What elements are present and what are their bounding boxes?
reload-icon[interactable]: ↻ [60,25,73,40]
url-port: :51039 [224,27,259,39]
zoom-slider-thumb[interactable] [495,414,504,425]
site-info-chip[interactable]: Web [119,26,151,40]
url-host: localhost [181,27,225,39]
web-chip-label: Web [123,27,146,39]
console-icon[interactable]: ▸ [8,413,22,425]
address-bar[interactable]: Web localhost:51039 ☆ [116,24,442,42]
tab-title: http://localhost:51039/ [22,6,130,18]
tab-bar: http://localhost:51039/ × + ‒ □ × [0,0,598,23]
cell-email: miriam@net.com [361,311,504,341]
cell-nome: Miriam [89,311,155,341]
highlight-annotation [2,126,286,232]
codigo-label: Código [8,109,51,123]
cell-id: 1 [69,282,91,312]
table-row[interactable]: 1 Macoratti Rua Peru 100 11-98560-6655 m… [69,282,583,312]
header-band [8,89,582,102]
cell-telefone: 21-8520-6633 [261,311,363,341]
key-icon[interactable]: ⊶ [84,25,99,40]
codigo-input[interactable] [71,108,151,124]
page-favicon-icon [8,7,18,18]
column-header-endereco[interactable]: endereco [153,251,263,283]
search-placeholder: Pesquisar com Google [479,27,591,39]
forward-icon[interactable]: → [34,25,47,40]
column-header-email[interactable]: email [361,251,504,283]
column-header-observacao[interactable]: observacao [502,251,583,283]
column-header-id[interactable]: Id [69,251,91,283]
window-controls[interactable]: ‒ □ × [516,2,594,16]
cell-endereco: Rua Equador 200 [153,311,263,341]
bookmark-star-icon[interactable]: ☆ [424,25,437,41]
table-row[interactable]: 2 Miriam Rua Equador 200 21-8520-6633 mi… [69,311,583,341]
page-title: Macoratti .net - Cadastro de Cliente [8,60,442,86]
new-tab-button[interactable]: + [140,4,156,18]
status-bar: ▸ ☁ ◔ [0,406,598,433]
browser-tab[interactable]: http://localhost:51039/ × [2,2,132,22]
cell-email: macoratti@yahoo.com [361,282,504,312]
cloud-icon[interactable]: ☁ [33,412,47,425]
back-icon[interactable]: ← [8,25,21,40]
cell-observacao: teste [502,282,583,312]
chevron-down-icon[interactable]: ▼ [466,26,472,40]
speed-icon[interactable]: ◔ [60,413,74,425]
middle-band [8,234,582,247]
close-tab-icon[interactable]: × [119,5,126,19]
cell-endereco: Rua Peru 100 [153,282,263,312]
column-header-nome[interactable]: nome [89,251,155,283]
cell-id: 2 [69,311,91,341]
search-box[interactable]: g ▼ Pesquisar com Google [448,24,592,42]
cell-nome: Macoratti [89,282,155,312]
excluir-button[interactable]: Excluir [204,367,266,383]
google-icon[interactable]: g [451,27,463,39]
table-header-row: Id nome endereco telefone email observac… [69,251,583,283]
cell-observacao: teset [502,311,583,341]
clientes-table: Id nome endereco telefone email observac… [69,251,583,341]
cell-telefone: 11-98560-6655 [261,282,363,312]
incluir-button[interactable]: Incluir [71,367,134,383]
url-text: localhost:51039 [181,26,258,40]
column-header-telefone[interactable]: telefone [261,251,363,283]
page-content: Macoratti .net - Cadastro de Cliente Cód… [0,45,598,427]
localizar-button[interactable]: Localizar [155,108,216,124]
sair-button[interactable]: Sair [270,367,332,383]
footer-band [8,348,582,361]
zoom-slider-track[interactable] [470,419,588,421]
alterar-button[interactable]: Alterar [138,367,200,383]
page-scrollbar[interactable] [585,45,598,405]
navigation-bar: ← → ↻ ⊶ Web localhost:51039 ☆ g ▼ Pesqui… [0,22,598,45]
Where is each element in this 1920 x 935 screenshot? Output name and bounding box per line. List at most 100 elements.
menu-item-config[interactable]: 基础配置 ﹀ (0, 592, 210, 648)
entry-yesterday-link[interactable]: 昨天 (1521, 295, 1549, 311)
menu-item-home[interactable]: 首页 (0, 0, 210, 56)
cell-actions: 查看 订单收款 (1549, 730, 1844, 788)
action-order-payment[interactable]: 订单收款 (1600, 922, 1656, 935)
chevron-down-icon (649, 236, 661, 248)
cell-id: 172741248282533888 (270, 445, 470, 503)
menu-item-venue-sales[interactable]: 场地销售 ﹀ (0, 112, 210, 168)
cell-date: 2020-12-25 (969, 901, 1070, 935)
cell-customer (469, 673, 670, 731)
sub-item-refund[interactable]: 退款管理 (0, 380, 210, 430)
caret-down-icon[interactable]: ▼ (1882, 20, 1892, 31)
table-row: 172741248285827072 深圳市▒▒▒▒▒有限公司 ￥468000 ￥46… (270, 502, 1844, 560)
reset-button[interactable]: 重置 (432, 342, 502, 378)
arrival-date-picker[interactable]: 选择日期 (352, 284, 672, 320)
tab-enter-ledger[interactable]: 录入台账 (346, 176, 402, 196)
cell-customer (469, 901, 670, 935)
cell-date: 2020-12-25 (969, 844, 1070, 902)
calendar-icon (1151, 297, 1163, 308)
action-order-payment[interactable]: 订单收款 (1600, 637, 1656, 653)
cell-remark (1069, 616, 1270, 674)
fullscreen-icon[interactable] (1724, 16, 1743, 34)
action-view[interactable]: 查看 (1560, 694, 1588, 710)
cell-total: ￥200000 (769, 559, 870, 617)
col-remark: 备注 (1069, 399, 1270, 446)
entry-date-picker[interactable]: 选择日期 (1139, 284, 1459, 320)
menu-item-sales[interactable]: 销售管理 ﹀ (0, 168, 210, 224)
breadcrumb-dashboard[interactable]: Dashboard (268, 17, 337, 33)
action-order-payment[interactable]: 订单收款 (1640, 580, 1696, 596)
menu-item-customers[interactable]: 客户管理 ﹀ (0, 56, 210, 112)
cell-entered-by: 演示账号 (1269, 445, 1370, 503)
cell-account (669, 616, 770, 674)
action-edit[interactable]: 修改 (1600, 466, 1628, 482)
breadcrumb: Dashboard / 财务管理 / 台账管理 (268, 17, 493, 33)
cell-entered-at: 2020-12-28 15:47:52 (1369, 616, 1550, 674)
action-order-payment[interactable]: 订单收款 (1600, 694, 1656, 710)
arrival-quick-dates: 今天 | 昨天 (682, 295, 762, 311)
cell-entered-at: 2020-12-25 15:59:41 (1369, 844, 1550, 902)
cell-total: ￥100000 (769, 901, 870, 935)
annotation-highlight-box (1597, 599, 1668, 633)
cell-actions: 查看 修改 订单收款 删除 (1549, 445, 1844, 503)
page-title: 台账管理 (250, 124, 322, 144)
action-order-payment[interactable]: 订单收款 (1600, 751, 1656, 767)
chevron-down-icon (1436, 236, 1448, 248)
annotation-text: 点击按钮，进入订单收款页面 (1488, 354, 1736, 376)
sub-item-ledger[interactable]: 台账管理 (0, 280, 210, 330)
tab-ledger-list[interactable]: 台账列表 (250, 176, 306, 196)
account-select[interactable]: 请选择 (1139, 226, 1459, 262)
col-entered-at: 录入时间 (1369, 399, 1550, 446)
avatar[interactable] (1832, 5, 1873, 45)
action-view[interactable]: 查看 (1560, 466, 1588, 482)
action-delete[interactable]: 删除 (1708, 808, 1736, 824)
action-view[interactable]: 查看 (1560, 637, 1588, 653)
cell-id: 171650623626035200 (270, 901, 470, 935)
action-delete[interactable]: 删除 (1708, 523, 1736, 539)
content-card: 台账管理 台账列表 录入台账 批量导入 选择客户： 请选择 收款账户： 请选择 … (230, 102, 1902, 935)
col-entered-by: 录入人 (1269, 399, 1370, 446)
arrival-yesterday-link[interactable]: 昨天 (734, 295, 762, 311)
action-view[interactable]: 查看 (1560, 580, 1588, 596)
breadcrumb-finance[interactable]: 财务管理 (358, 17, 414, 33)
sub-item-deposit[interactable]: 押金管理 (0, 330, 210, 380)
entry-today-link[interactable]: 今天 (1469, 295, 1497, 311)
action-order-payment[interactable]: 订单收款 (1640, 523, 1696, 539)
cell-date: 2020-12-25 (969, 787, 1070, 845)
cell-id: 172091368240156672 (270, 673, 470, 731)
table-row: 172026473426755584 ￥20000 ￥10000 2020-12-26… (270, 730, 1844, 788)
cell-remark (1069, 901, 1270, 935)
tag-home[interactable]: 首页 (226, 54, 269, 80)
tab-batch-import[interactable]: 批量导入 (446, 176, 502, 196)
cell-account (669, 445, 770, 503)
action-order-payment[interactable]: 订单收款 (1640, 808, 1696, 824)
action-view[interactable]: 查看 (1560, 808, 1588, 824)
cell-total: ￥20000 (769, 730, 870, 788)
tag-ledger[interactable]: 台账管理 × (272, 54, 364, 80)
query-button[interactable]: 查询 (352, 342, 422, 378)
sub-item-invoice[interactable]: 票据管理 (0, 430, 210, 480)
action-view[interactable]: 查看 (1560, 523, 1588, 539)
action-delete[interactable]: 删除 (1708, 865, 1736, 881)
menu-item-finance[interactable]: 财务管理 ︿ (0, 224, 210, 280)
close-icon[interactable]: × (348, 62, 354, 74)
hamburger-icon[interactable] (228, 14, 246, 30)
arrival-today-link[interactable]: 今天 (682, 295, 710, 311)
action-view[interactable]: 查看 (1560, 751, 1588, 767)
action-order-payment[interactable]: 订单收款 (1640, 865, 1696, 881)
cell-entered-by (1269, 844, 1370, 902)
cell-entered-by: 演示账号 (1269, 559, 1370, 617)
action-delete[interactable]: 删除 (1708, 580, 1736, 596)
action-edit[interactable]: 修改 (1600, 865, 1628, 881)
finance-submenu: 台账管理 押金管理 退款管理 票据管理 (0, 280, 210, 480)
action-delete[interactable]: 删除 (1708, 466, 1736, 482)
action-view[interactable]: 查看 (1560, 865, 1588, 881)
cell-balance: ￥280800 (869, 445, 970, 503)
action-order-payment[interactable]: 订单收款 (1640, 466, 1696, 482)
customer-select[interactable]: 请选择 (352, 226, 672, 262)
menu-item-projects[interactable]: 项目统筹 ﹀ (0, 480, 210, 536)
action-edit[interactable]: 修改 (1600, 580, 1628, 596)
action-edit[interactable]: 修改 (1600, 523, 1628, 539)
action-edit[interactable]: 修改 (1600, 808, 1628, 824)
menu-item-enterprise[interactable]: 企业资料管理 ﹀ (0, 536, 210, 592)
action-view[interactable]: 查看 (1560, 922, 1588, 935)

> _EXERCISE INSTRUCTIONS_: Starting at the beginning of the records and ending at the line that contains "url-host: localhost [181,27,225,39]", rewrite those lines, substituting "refresh-icon" for "reload-icon" and leaving everything else unchanged.

> _RESULT OF THE EXERCISE_:
What elements are present and what are their bounding boxes?
refresh-icon[interactable]: ↻ [60,25,73,40]
url-port: :51039 [224,27,259,39]
zoom-slider-thumb[interactable] [495,414,504,425]
site-info-chip[interactable]: Web [119,26,151,40]
url-host: localhost [181,27,225,39]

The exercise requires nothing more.